** START Material provided **

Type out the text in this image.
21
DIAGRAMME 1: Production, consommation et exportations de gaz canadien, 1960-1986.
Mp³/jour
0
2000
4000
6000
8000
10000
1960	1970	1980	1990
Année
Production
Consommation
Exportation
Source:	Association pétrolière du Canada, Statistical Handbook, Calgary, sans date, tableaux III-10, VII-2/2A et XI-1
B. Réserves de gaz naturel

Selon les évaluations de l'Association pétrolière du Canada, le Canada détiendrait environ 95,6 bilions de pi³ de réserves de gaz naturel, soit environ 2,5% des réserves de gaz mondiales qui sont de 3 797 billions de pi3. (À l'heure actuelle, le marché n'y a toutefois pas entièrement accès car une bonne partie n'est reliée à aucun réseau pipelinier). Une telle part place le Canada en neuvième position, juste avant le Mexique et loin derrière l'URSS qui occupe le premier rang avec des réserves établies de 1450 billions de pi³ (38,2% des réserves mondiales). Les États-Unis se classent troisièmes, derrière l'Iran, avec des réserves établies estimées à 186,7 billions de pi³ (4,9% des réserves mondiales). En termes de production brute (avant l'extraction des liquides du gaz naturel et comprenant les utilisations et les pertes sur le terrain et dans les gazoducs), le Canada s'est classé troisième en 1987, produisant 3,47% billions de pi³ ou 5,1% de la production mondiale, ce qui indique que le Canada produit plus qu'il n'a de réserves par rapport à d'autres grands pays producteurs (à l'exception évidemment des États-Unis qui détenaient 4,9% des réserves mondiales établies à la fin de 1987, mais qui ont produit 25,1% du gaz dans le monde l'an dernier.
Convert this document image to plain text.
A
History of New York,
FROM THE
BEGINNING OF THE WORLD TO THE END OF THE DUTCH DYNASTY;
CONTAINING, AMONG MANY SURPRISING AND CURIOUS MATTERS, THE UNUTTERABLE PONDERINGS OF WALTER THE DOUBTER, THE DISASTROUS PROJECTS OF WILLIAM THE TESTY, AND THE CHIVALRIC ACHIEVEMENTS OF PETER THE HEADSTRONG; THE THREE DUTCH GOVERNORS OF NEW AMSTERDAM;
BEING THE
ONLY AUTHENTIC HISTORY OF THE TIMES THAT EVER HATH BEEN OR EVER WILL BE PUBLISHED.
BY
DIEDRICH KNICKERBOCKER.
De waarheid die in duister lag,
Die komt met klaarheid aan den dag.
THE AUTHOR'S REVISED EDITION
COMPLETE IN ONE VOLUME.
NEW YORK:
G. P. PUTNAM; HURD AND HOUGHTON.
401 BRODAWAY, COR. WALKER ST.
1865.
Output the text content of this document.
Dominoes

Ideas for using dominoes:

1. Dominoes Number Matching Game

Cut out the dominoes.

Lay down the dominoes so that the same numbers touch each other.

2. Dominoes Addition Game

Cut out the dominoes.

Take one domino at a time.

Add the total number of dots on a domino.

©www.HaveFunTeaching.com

** END Material provided **

**Exercise prompt:** Reproduce the listing shown above in its entirety, exactly.

**Exercise output:**
Type out the text in this image.
21
DIAGRAMME 1: Production, consommation et exportations de gaz canadien, 1960-1986.
Mp³/jour
0
2000
4000
6000
8000
10000
1960	1970	1980	1990
Année
Production
Consommation
Exportation
Source:	Association pétrolière du Canada, Statistical Handbook, Calgary, sans date, tableaux III-10, VII-2/2A et XI-1
B. Réserves de gaz naturel

Selon les évaluations de l'Association pétrolière du Canada, le Canada détiendrait environ 95,6 bilions de pi³ de réserves de gaz naturel, soit environ 2,5% des réserves de gaz mondiales qui sont de 3 797 billions de pi3. (À l'heure actuelle, le marché n'y a toutefois pas entièrement accès car une bonne partie n'est reliée à aucun réseau pipelinier). Une telle part place le Canada en neuvième position, juste avant le Mexique et loin derrière l'URSS qui occupe le premier rang avec des réserves établies de 1450 billions de pi³ (38,2% des réserves mondiales). Les États-Unis se classent troisièmes, derrière l'Iran, avec des réserves établies estimées à 186,7 billions de pi³ (4,9% des réserves mondiales). En termes de production brute (avant l'extraction des liquides du gaz naturel et comprenant les utilisations et les pertes sur le terrain et dans les gazoducs), le Canada s'est classé troisième en 1987, produisant 3,47% billions de pi³ ou 5,1% de la production mondiale, ce qui indique que le Canada produit plus qu'il n'a de réserves par rapport à d'autres grands pays producteurs (à l'exception évidemment des États-Unis qui détenaient 4,9% des réserves mondiales établies à la fin de 1987, mais qui ont produit 25,1% du gaz dans le monde l'an dernier.
Convert this document image to plain text.
A
History of New York,
FROM THE
BEGINNING OF THE WORLD TO THE END OF THE DUTCH DYNASTY;
CONTAINING, AMONG MANY SURPRISING AND CURIOUS MATTERS, THE UNUTTERABLE PONDERINGS OF WALTER THE DOUBTER, THE DISASTROUS PROJECTS OF WILLIAM THE TESTY, AND THE CHIVALRIC ACHIEVEMENTS OF PETER THE HEADSTRONG; THE THREE DUTCH GOVERNORS OF NEW AMSTERDAM;
BEING THE
ONLY AUTHENTIC HISTORY OF THE TIMES THAT EVER HATH BEEN OR EVER WILL BE PUBLISHED.
BY
DIEDRICH KNICKERBOCKER.
De waarheid die in duister lag,
Die komt met klaarheid aan den dag.
THE AUTHOR'S REVISED EDITION
COMPLETE IN ONE VOLUME.
NEW YORK:
G. P. PUTNAM; HURD AND HOUGHTON.
401 BRODAWAY, COR. WALKER ST.
1865.
Output the text content of this document.
Dominoes

Ideas for using dominoes:

1. Dominoes Number Matching Game

Cut out the dominoes.

Lay down the dominoes so that the same numbers touch each other.

2. Dominoes Addition Game

Cut out the dominoes.

Take one domino at a time.

Add the total number of dots on a domino.

©www.HaveFunTeaching.com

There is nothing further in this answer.